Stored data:
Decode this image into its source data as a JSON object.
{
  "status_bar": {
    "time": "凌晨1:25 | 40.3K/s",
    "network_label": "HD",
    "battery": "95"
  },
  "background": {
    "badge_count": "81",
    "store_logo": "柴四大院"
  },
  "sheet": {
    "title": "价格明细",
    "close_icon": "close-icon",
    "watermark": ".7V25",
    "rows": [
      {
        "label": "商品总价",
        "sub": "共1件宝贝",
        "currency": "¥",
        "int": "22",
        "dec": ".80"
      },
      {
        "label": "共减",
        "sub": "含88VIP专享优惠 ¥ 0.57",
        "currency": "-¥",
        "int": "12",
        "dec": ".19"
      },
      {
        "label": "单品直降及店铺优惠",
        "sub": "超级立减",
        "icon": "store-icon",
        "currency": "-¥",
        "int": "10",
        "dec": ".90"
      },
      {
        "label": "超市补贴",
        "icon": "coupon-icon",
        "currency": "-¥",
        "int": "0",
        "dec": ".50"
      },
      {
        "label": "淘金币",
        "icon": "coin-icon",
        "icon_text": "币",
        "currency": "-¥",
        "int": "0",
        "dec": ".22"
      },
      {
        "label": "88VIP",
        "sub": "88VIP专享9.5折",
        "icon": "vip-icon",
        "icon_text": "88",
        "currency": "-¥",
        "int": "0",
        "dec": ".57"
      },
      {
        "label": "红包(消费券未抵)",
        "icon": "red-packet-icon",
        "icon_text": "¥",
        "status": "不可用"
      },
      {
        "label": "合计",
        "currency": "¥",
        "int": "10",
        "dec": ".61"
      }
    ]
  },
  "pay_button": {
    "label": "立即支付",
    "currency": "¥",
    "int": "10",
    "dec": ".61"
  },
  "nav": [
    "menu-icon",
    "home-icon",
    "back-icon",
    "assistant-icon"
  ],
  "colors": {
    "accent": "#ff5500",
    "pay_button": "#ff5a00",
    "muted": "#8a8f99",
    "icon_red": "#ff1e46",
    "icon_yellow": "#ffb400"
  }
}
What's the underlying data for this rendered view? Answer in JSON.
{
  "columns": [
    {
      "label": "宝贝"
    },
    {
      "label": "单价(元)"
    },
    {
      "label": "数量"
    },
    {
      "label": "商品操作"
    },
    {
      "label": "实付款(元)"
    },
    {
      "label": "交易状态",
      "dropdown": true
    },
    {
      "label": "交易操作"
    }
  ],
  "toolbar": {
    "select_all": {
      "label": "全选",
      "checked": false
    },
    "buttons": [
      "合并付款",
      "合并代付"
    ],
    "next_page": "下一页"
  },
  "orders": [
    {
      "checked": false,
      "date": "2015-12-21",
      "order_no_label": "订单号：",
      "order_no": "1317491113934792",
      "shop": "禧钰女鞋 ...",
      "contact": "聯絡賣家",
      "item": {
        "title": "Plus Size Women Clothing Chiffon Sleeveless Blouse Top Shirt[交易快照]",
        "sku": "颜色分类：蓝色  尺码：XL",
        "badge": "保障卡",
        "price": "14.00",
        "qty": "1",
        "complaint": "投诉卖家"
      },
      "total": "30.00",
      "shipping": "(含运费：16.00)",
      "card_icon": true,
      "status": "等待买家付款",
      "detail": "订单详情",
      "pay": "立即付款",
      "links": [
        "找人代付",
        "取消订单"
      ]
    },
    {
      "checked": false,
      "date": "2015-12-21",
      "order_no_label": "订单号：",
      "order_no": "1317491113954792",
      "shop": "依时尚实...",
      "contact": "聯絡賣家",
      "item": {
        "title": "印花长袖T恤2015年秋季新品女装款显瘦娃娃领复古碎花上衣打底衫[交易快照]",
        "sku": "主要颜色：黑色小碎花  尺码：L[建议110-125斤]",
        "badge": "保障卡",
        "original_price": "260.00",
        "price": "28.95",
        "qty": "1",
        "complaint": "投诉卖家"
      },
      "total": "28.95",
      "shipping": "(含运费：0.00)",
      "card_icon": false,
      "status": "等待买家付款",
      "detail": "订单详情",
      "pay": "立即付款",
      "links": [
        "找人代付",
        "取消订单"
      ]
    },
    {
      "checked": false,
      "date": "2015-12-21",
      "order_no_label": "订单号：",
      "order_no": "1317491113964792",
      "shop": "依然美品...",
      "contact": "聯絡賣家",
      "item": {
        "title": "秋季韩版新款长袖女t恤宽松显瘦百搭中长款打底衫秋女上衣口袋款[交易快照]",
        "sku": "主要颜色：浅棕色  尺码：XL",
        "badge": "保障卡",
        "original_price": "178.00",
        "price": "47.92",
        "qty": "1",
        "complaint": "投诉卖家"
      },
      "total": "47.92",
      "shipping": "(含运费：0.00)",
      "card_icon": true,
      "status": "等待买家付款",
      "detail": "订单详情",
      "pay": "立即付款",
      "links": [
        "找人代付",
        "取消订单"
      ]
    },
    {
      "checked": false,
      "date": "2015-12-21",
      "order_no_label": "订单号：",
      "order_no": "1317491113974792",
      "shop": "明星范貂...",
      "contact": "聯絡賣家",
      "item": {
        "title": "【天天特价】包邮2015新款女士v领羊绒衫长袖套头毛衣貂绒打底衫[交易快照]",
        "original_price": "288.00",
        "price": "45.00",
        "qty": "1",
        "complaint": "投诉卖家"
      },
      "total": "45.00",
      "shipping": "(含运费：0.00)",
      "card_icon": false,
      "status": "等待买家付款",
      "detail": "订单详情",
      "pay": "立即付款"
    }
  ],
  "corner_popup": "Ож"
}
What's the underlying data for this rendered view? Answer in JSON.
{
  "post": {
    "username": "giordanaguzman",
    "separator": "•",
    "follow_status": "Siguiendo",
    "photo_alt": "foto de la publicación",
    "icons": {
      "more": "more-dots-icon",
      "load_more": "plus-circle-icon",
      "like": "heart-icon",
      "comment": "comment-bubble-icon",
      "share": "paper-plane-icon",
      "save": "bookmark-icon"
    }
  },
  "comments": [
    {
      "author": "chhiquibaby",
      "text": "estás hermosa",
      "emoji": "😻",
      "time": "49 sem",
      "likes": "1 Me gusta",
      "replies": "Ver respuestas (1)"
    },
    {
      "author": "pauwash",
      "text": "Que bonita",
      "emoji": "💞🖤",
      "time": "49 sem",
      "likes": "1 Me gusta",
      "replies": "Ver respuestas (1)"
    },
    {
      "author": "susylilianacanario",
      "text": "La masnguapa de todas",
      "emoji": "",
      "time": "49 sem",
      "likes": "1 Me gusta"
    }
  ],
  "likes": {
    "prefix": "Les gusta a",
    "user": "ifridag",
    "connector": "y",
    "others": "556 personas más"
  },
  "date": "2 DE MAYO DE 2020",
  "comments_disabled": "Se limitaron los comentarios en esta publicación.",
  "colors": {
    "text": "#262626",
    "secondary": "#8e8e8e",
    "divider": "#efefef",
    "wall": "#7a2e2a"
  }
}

### WHAT YOU ARE ASKED TO DO:
Go back to the listing above and please repeat it exactly.

### SOLUTION FOR THIS TASK:
Decode this image into its source data as a JSON object.
{
  "status_bar": {
    "time": "凌晨1:25 | 40.3K/s",
    "network_label": "HD",
    "battery": "95"
  },
  "background": {
    "badge_count": "81",
    "store_logo": "柴四大院"
  },
  "sheet": {
    "title": "价格明细",
    "close_icon": "close-icon",
    "watermark": ".7V25",
    "rows": [
      {
        "label": "商品总价",
        "sub": "共1件宝贝",
        "currency": "¥",
        "int": "22",
        "dec": ".80"
      },
      {
        "label": "共减",
        "sub": "含88VIP专享优惠 ¥ 0.57",
        "currency": "-¥",
        "int": "12",
        "dec": ".19"
      },
      {
        "label": "单品直降及店铺优惠",
        "sub": "超级立减",
        "icon": "store-icon",
        "currency": "-¥",
        "int": "10",
        "dec": ".90"
      },
      {
        "label": "超市补贴",
        "icon": "coupon-icon",
        "currency": "-¥",
        "int": "0",
        "dec": ".50"
      },
      {
        "label": "淘金币",
        "icon": "coin-icon",
        "icon_text": "币",
        "currency": "-¥",
        "int": "0",
        "dec": ".22"
      },
      {
        "label": "88VIP",
        "sub": "88VIP专享9.5折",
        "icon": "vip-icon",
        "icon_text": "88",
        "currency": "-¥",
        "int": "0",
        "dec": ".57"
      },
      {
        "label": "红包(消费券未抵)",
        "icon": "red-packet-icon",
        "icon_text": "¥",
        "status": "不可用"
      },
      {
        "label": "合计",
        "currency": "¥",
        "int": "10",
        "dec": ".61"
      }
    ]
  },
  "pay_button": {
    "label": "立即支付",
    "currency": "¥",
    "int": "10",
    "dec": ".61"
  },
  "nav": [
    "menu-icon",
    "home-icon",
    "back-icon",
    "assistant-icon"
  ],
  "colors": {
    "accent": "#ff5500",
    "pay_button": "#ff5a00",
    "muted": "#8a8f99",
    "icon_red": "#ff1e46",
    "icon_yellow": "#ffb400"
  }
}
What's the underlying data for this rendered view? Answer in JSON.
{
  "columns": [
    {
      "label": "宝贝"
    },
    {
      "label": "单价(元)"
    },
    {
      "label": "数量"
    },
    {
      "label": "商品操作"
    },
    {
      "label": "实付款(元)"
    },
    {
      "label": "交易状态",
      "dropdown": true
    },
    {
      "label": "交易操作"
    }
  ],
  "toolbar": {
    "select_all": {
      "label": "全选",
      "checked": false
    },
    "buttons": [
      "合并付款",
      "合并代付"
    ],
    "next_page": "下一页"
  },
  "orders": [
    {
      "checked": false,
      "date": "2015-12-21",
      "order_no_label": "订单号：",
      "order_no": "1317491113934792",
      "shop": "禧钰女鞋 ...",
      "contact": "聯絡賣家",
      "item": {
        "title": "Plus Size Women Clothing Chiffon Sleeveless Blouse Top Shirt[交易快照]",
        "sku": "颜色分类：蓝色  尺码：XL",
        "badge": "保障卡",
        "price": "14.00",
        "qty": "1",
        "complaint": "投诉卖家"
      },
      "total": "30.00",
      "shipping": "(含运费：16.00)",
      "card_icon": true,
      "status": "等待买家付款",
      "detail": "订单详情",
      "pay": "立即付款",
      "links": [
        "找人代付",
        "取消订单"
      ]
    },
    {
      "checked": false,
      "date": "2015-12-21",
      "order_no_label": "订单号：",
      "order_no": "1317491113954792",
      "shop": "依时尚实...",
      "contact": "聯絡賣家",
      "item": {
        "title": "印花长袖T恤2015年秋季新品女装款显瘦娃娃领复古碎花上衣打底衫[交易快照]",
        "sku": "主要颜色：黑色小碎花  尺码：L[建议110-125斤]",
        "badge": "保障卡",
        "original_price": "260.00",
        "price": "28.95",
        "qty": "1",
        "complaint": "投诉卖家"
      },
      "total": "28.95",
      "shipping": "(含运费：0.00)",
      "card_icon": false,
      "status": "等待买家付款",
      "detail": "订单详情",
      "pay": "立即付款",
      "links": [
        "找人代付",
        "取消订单"
      ]
    },
    {
      "checked": false,
      "date": "2015-12-21",
      "order_no_label": "订单号：",
      "order_no": "1317491113964792",
      "shop": "依然美品...",
      "contact": "聯絡賣家",
      "item": {
        "title": "秋季韩版新款长袖女t恤宽松显瘦百搭中长款打底衫秋女上衣口袋款[交易快照]",
        "sku": "主要颜色：浅棕色  尺码：XL",
        "badge": "保障卡",
        "original_price": "178.00",
        "price": "47.92",
        "qty": "1",
        "complaint": "投诉卖家"
      },
      "total": "47.92",
      "shipping": "(含运费：0.00)",
      "card_icon": true,
      "status": "等待买家付款",
      "detail": "订单详情",
      "pay": "立即付款",
      "links": [
        "找人代付",
        "取消订单"
      ]
    },
    {
      "checked": false,
      "date": "2015-12-21",
      "order_no_label": "订单号：",
      "order_no": "1317491113974792",
      "shop": "明星范貂...",
      "contact": "聯絡賣家",
      "item": {
        "title": "【天天特价】包邮2015新款女士v领羊绒衫长袖套头毛衣貂绒打底衫[交易快照]",
        "original_price": "288.00",
        "price": "45.00",
        "qty": "1",
        "complaint": "投诉卖家"
      },
      "total": "45.00",
      "shipping": "(含运费：0.00)",
      "card_icon": false,
      "status": "等待买家付款",
      "detail": "订单详情",
      "pay": "立即付款"
    }
  ],
  "corner_popup": "Ож"
}
What's the underlying data for this rendered view? Answer in JSON.
{
  "post": {
    "username": "giordanaguzman",
    "separator": "•",
    "follow_status": "Siguiendo",
    "photo_alt": "foto de la publicación",
    "icons": {
      "more": "more-dots-icon",
      "load_more": "plus-circle-icon",
      "like": "heart-icon",
      "comment": "comment-bubble-icon",
      "share": "paper-plane-icon",
      "save": "bookmark-icon"
    }
  },
  "comments": [
    {
      "author": "chhiquibaby",
      "text": "estás hermosa",
      "emoji": "😻",
      "time": "49 sem",
      "likes": "1 Me gusta",
      "replies": "Ver respuestas (1)"
    },
    {
      "author": "pauwash",
      "text": "Que bonita",
      "emoji": "💞🖤",
      "time": "49 sem",
      "likes": "1 Me gusta",
      "replies": "Ver respuestas (1)"
    },
    {
      "author": "susylilianacanario",
      "text": "La masnguapa de todas",
      "emoji": "",
      "time": "49 sem",
      "likes": "1 Me gusta"
    }
  ],
  "likes": {
    "prefix": "Les gusta a",
    "user": "ifridag",
    "connector": "y",
    "others": "556 personas más"
  },
  "date": "2 DE MAYO DE 2020",
  "comments_disabled": "Se limitaron los comentarios en esta publicación.",
  "colors": {
    "text": "#262626",
    "secondary": "#8e8e8e",
    "divider": "#efefef",
    "wall": "#7a2e2a"
  }
}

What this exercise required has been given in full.